## Begin DATA ENTRIES
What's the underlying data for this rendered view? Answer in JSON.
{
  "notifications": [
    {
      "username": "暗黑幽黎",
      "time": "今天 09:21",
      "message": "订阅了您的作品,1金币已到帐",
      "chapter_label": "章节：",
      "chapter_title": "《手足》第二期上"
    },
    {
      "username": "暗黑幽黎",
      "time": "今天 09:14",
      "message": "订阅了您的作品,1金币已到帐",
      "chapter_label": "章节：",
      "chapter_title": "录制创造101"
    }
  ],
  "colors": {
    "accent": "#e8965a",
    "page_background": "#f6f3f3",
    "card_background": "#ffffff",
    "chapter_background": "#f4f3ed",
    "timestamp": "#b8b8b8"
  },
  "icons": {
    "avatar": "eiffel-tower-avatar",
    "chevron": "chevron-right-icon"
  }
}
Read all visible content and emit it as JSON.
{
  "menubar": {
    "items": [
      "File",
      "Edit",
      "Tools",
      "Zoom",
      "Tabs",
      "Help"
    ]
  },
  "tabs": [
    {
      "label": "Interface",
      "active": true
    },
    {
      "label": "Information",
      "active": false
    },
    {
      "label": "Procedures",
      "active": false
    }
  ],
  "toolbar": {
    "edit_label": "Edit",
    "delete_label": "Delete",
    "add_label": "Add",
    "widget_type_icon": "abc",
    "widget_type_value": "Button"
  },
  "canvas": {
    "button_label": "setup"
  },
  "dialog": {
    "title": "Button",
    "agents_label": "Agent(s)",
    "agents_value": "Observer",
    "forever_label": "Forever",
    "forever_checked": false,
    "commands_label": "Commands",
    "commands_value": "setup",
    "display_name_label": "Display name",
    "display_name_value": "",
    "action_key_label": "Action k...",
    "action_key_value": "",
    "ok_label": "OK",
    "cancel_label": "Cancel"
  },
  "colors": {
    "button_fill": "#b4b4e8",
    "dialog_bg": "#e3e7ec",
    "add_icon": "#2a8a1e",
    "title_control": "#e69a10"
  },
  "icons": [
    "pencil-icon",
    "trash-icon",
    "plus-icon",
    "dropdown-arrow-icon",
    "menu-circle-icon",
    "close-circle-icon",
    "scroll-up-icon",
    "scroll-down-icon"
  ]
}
## End DATA ENTRIES
TASK OBJECTIVE:
From the first line to the last, retype the data exactly.

FULL OUTPUT:
What's the underlying data for this rendered view? Answer in JSON.
{
  "notifications": [
    {
      "username": "暗黑幽黎",
      "time": "今天 09:21",
      "message": "订阅了您的作品,1金币已到帐",
      "chapter_label": "章节：",
      "chapter_title": "《手足》第二期上"
    },
    {
      "username": "暗黑幽黎",
      "time": "今天 09:14",
      "message": "订阅了您的作品,1金币已到帐",
      "chapter_label": "章节：",
      "chapter_title": "录制创造101"
    }
  ],
  "colors": {
    "accent": "#e8965a",
    "page_background": "#f6f3f3",
    "card_background": "#ffffff",
    "chapter_background": "#f4f3ed",
    "timestamp": "#b8b8b8"
  },
  "icons": {
    "avatar": "eiffel-tower-avatar",
    "chevron": "chevron-right-icon"
  }
}
Read all visible content and emit it as JSON.
{
  "menubar": {
    "items": [
      "File",
      "Edit",
      "Tools",
      "Zoom",
      "Tabs",
      "Help"
    ]
  },
  "tabs": [
    {
      "label": "Interface",
      "active": true
    },
    {
      "label": "Information",
      "active": false
    },
    {
      "label": "Procedures",
      "active": false
    }
  ],
  "toolbar": {
    "edit_label": "Edit",
    "delete_label": "Delete",
    "add_label": "Add",
    "widget_type_icon": "abc",
    "widget_type_value": "Button"
  },
  "canvas": {
    "button_label": "setup"
  },
  "dialog": {
    "title": "Button",
    "agents_label": "Agent(s)",
    "agents_value": "Observer",
    "forever_label": "Forever",
    "forever_checked": false,
    "commands_label": "Commands",
    "commands_value": "setup",
    "display_name_label": "Display name",
    "display_name_value": "",
    "action_key_label": "Action k...",
    "action_key_value": "",
    "ok_label": "OK",
    "cancel_label": "Cancel"
  },
  "colors": {
    "button_fill": "#b4b4e8",
    "dialog_bg": "#e3e7ec",
    "add_icon": "#2a8a1e",
    "title_control": "#e69a10"
  },
  "icons": [
    "pencil-icon",
    "trash-icon",
    "plus-icon",
    "dropdown-arrow-icon",
    "menu-circle-icon",
    "close-circle-icon",
    "scroll-up-icon",
    "scroll-down-icon"
  ]
}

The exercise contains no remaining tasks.